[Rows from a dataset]
***

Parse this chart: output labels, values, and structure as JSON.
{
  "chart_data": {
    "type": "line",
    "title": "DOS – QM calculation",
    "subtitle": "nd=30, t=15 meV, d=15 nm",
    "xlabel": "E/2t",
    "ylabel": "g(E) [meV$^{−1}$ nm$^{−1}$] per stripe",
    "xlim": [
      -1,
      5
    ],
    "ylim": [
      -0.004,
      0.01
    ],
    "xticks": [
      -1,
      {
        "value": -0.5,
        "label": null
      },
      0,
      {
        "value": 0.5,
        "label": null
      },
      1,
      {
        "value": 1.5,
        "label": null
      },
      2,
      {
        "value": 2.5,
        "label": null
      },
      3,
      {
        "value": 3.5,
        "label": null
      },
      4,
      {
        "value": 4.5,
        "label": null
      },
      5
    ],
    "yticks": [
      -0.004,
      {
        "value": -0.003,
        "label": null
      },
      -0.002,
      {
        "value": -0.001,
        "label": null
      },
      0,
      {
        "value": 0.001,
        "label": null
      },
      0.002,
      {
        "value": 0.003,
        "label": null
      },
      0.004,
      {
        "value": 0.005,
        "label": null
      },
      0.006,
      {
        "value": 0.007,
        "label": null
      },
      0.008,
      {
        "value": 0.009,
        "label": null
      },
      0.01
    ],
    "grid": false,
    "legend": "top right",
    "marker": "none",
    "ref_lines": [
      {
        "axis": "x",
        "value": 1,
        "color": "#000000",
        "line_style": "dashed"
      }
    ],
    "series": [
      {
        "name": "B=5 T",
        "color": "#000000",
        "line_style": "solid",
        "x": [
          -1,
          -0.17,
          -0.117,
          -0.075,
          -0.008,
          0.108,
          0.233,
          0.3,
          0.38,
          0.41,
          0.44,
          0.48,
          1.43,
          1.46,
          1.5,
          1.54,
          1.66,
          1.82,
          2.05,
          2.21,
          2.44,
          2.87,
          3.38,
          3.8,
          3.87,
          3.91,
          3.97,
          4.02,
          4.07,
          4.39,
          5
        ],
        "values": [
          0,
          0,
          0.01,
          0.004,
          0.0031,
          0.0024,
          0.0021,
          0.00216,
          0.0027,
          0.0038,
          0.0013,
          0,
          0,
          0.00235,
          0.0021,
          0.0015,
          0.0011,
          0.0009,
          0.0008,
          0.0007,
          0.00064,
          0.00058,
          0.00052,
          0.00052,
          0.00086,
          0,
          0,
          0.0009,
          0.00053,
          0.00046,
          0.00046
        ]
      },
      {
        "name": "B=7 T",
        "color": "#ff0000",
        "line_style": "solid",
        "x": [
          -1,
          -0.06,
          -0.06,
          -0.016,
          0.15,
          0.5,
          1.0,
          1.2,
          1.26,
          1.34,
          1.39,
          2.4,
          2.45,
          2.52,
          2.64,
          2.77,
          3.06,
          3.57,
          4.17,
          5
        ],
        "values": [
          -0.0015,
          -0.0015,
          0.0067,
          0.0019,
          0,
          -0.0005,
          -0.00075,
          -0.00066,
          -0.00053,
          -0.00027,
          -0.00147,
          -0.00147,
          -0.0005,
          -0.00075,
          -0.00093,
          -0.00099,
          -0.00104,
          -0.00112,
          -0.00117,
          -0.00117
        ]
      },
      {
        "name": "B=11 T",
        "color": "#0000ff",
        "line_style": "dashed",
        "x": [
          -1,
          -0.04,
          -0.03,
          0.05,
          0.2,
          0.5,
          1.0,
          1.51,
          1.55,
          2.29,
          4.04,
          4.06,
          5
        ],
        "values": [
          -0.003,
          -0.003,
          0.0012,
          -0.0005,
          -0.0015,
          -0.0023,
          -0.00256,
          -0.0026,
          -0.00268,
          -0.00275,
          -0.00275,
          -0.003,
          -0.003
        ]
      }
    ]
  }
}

***

● **Exercise objective**: Output the lines above verbatim and in full.

● **Final result**:
Parse this chart: output labels, values, and structure as JSON.
{
  "chart_data": {
    "type": "line",
    "title": "DOS – QM calculation",
    "subtitle": "nd=30, t=15 meV, d=15 nm",
    "xlabel": "E/2t",
    "ylabel": "g(E) [meV$^{−1}$ nm$^{−1}$] per stripe",
    "xlim": [
      -1,
      5
    ],
    "ylim": [
      -0.004,
      0.01
    ],
    "xticks": [
      -1,
      {
        "value": -0.5,
        "label": null
      },
      0,
      {
        "value": 0.5,
        "label": null
      },
      1,
      {
        "value": 1.5,
        "label": null
      },
      2,
      {
        "value": 2.5,
        "label": null
      },
      3,
      {
        "value": 3.5,
        "label": null
      },
      4,
      {
        "value": 4.5,
        "label": null
      },
      5
    ],
    "yticks": [
      -0.004,
      {
        "value": -0.003,
        "label": null
      },
      -0.002,
      {
        "value": -0.001,
        "label": null
      },
      0,
      {
        "value": 0.001,
        "label": null
      },
      0.002,
      {
        "value": 0.003,
        "label": null
      },
      0.004,
      {
        "value": 0.005,
        "label": null
      },
      0.006,
      {
        "value": 0.007,
        "label": null
      },
      0.008,
      {
        "value": 0.009,
        "label": null
      },
      0.01
    ],
    "grid": false,
    "legend": "top right",
    "marker": "none",
    "ref_lines": [
      {
        "axis": "x",
        "value": 1,
        "color": "#000000",
        "line_style": "dashed"
      }
    ],
    "series": [
      {
        "name": "B=5 T",
        "color": "#000000",
        "line_style": "solid",
        "x": [
          -1,
          -0.17,
          -0.117,
          -0.075,
          -0.008,
          0.108,
          0.233,
          0.3,
          0.38,
          0.41,
          0.44,
          0.48,
          1.43,
          1.46,
          1.5,
          1.54,
          1.66,
          1.82,
          2.05,
          2.21,
          2.44,
          2.87,
          3.38,
          3.8,
          3.87,
          3.91,
          3.97,
          4.02,
          4.07,
          4.39,
          5
        ],
        "values": [
          0,
          0,
          0.01,
          0.004,
          0.0031,
          0.0024,
          0.0021,
          0.00216,
          0.0027,
          0.0038,
          0.0013,
          0,
          0,
          0.00235,
          0.0021,
          0.0015,
          0.0011,
          0.0009,
          0.0008,
          0.0007,
          0.00064,
          0.00058,
          0.00052,
          0.00052,
          0.00086,
          0,
          0,
          0.0009,
          0.00053,
          0.00046,
          0.00046
        ]
      },
      {
        "name": "B=7 T",
        "color": "#ff0000",
        "line_style": "solid",
        "x": [
          -1,
          -0.06,
          -0.06,
          -0.016,
          0.15,
          0.5,
          1.0,
          1.2,
          1.26,
          1.34,
          1.39,
          2.4,
          2.45,
          2.52,
          2.64,
          2.77,
          3.06,
          3.57,
          4.17,
          5
        ],
        "values": [
          -0.0015,
          -0.0015,
          0.0067,
          0.0019,
          0,
          -0.0005,
          -0.00075,
          -0.00066,
          -0.00053,
          -0.00027,
          -0.00147,
          -0.00147,
          -0.0005,
          -0.00075,
          -0.00093,
          -0.00099,
          -0.00104,
          -0.00112,
          -0.00117,
          -0.00117
        ]
      },
      {
        "name": "B=11 T",
        "color": "#0000ff",
        "line_style": "dashed",
        "x": [
          -1,
          -0.04,
          -0.03,
          0.05,
          0.2,
          0.5,
          1.0,
          1.51,
          1.55,
          2.29,
          4.04,
          4.06,
          5
        ],
        "values": [
          -0.003,
          -0.003,
          0.0012,
          -0.0005,
          -0.0015,
          -0.0023,
          -0.00256,
          -0.0026,
          -0.00268,
          -0.00275,
          -0.00275,
          -0.003,
          -0.003
        ]
      }
    ]
  }
}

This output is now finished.